▼

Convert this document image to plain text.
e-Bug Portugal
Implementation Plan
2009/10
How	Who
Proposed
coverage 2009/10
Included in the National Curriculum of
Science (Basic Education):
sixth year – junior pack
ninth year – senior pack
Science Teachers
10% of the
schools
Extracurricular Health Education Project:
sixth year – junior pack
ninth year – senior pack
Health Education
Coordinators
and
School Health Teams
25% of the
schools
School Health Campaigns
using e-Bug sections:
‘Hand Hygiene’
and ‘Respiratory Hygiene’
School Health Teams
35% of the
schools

▲
▼

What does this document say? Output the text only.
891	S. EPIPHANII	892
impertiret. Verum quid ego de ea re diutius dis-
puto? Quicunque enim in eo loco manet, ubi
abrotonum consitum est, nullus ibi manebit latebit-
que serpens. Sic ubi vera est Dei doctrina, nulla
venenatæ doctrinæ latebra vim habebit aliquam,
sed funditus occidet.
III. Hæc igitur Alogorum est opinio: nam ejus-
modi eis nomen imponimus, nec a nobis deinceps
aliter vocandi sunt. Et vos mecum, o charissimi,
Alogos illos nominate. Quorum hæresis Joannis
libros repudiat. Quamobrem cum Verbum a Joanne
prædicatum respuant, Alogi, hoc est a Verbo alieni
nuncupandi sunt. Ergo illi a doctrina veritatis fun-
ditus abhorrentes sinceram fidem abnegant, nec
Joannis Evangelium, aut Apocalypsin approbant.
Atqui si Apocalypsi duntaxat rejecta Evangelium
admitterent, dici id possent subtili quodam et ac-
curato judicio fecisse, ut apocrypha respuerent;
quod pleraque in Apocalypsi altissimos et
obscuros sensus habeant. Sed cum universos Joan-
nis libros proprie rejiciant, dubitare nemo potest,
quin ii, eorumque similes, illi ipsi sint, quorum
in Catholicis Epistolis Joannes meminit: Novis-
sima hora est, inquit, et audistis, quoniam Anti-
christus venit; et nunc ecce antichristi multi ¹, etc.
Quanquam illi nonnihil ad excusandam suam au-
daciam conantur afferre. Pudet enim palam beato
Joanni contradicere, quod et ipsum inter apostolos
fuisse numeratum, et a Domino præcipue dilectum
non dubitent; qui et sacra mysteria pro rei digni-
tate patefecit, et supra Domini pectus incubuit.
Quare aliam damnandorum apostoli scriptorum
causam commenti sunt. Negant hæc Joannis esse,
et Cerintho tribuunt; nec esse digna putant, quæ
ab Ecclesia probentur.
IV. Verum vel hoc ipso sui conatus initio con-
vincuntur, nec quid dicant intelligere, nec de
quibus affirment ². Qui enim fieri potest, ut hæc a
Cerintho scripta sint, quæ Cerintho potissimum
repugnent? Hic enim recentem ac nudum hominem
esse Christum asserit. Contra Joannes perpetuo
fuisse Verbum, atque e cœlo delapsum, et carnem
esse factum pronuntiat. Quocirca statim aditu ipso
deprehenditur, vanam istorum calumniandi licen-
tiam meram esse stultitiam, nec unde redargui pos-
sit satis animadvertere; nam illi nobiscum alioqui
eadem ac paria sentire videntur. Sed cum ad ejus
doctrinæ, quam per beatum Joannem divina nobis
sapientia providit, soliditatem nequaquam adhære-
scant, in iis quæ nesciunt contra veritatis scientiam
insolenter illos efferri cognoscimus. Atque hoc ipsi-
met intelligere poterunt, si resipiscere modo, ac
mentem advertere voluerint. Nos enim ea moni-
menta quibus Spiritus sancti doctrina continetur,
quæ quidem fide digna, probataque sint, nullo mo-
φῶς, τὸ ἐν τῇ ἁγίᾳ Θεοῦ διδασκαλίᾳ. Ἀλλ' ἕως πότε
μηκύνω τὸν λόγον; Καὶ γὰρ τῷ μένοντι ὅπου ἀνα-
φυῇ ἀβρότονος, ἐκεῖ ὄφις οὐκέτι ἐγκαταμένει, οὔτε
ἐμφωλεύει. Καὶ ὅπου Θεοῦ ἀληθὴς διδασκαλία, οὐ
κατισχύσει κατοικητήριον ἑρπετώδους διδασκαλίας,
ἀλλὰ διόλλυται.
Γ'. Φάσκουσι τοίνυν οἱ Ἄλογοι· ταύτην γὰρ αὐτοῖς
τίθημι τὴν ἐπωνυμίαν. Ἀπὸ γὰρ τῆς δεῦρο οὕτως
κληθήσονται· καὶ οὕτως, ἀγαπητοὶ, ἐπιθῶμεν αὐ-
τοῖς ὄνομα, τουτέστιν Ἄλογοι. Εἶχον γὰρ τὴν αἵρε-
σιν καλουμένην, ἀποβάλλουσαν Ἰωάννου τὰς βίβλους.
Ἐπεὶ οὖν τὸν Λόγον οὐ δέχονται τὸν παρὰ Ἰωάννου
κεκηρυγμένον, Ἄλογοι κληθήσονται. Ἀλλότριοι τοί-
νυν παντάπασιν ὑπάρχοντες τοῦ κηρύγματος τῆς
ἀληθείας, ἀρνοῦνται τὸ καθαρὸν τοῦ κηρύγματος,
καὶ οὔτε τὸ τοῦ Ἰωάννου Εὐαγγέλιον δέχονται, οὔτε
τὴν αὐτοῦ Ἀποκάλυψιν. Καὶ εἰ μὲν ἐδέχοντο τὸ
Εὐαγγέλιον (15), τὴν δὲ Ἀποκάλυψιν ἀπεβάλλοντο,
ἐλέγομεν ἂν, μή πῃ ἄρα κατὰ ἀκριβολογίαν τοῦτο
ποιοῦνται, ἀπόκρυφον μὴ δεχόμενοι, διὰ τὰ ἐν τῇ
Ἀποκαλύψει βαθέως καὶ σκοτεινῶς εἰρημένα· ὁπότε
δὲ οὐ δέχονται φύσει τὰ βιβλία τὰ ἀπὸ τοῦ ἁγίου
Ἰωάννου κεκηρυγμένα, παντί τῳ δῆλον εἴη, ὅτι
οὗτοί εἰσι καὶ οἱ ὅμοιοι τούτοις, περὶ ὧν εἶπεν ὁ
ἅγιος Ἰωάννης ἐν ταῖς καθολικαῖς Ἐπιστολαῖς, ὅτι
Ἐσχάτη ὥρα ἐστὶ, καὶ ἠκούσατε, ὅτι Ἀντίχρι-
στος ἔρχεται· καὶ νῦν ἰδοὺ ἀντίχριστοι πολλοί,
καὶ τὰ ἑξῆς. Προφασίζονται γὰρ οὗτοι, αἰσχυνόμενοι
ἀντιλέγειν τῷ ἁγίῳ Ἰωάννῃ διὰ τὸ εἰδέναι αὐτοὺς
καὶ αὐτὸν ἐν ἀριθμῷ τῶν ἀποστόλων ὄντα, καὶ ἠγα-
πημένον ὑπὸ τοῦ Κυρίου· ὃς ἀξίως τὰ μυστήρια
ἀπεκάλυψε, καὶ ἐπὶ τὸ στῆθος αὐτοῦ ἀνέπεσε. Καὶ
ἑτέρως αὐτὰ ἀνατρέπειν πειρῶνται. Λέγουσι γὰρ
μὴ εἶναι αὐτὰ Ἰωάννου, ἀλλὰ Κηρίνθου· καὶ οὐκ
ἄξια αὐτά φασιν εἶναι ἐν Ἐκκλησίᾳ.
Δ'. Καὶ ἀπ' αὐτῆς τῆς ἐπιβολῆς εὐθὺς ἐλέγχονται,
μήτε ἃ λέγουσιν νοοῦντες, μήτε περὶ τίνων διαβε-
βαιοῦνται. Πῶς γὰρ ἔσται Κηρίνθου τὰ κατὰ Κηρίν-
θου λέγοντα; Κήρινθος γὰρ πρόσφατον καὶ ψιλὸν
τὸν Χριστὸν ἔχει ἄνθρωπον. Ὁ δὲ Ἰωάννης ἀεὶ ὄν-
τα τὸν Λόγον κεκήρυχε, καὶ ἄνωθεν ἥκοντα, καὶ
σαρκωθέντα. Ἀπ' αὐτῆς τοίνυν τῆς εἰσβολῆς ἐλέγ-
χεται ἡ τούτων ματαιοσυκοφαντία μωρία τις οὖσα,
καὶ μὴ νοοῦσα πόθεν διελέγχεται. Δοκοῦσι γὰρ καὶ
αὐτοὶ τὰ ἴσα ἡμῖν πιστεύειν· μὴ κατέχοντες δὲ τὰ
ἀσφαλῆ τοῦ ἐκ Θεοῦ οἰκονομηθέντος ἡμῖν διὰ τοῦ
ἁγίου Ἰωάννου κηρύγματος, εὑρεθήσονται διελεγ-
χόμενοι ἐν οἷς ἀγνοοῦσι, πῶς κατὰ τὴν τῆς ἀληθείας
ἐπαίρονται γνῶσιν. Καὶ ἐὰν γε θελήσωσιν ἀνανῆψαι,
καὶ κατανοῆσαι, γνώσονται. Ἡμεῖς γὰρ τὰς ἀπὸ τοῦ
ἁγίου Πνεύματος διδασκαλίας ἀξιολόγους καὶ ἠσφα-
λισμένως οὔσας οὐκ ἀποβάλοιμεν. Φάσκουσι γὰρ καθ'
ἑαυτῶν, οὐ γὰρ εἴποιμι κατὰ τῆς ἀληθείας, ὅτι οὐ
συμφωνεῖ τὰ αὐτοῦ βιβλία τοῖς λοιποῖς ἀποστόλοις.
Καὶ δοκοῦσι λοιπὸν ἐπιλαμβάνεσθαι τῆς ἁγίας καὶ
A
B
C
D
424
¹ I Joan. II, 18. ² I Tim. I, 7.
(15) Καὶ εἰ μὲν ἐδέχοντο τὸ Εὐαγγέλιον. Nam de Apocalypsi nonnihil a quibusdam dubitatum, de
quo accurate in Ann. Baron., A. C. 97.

▲

### Directions
Identify the lines above with the word "Φάσκουσι". Copy them.

### Output of the exercise
Γ'. Φάσκουσι τοίνυν οἱ Ἄλογοι· ταύτην γὰρ αὐτοῖς
λισμένως οὔσας οὐκ ἀποβάλοιμεν. Φάσκουσι γὰρ καθ'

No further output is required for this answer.